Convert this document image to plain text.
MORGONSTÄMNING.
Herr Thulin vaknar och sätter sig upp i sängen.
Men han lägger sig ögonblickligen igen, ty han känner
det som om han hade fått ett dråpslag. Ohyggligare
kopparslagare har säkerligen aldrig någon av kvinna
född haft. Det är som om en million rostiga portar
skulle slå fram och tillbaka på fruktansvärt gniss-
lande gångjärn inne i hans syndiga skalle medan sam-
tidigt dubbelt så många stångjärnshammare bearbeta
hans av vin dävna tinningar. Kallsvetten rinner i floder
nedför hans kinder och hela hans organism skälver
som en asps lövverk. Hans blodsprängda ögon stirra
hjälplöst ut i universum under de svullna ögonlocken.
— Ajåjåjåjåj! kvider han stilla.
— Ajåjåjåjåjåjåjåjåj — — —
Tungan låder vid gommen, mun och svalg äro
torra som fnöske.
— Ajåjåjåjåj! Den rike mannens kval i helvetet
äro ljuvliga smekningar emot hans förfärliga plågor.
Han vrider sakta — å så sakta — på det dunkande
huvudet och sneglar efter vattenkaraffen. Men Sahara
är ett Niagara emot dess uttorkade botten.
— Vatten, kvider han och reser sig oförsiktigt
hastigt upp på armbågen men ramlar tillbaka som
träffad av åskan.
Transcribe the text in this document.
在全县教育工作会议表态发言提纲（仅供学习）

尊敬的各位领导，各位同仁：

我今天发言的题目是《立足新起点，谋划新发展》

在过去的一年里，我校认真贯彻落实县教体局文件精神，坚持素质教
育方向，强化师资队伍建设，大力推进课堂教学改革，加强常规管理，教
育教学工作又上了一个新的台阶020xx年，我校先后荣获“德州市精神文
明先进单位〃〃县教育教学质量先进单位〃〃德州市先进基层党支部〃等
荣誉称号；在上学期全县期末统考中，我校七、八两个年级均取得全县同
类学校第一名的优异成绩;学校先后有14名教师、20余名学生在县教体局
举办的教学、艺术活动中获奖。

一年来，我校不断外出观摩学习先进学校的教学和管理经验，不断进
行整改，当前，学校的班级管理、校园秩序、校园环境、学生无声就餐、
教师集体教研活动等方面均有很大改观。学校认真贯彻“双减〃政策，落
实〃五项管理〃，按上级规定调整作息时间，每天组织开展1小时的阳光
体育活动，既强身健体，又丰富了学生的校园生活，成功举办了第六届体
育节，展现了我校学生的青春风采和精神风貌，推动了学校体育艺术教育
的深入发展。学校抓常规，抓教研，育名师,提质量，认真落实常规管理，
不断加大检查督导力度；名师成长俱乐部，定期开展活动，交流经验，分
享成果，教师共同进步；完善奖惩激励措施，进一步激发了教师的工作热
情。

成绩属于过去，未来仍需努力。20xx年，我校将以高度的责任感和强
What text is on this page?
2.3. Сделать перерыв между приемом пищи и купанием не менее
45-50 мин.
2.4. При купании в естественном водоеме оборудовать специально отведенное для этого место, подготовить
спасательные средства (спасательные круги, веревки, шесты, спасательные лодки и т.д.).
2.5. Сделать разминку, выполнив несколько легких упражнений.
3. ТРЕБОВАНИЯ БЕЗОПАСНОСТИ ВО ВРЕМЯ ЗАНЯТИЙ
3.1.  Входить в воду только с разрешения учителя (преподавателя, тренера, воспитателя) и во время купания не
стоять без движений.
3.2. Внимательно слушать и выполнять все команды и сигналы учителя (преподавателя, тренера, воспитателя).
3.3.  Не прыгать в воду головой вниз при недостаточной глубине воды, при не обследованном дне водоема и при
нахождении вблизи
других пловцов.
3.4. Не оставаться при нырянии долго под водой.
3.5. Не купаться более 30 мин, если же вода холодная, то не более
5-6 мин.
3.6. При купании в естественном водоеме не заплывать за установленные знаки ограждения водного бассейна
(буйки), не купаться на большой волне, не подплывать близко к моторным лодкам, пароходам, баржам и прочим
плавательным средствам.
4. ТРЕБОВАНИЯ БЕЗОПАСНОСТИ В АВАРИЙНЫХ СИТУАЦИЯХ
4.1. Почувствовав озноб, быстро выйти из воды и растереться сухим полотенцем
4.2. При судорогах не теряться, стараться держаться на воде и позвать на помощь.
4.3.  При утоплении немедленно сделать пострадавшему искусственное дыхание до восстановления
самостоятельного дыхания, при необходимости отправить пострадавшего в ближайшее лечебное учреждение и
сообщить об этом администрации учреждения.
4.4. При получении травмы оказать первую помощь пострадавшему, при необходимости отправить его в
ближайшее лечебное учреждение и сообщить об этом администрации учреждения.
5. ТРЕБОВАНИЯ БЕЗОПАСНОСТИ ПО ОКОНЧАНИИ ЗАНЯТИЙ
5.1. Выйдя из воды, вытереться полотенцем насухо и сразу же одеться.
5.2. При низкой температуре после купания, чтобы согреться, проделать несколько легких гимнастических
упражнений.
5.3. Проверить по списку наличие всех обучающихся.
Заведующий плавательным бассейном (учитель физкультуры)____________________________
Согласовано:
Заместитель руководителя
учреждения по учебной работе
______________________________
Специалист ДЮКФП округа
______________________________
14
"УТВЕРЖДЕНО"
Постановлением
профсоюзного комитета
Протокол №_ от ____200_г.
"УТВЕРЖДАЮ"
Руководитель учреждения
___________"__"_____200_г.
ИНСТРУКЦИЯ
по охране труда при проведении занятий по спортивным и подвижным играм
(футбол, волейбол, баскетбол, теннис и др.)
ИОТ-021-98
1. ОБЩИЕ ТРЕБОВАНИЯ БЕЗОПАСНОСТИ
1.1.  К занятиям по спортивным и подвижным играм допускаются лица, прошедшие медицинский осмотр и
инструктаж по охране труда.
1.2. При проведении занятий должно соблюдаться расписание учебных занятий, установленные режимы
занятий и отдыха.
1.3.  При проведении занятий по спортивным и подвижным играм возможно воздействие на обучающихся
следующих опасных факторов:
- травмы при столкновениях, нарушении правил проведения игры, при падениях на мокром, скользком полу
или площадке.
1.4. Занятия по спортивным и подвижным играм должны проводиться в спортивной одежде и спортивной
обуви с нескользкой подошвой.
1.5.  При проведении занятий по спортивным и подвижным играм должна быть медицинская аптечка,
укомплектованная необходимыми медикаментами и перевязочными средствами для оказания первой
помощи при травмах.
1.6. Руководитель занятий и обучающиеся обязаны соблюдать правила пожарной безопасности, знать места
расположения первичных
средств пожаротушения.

Exercise details>
Work out the number of lines in this listing that include the word "спортивным". Reply with that number only.

Right answer>
5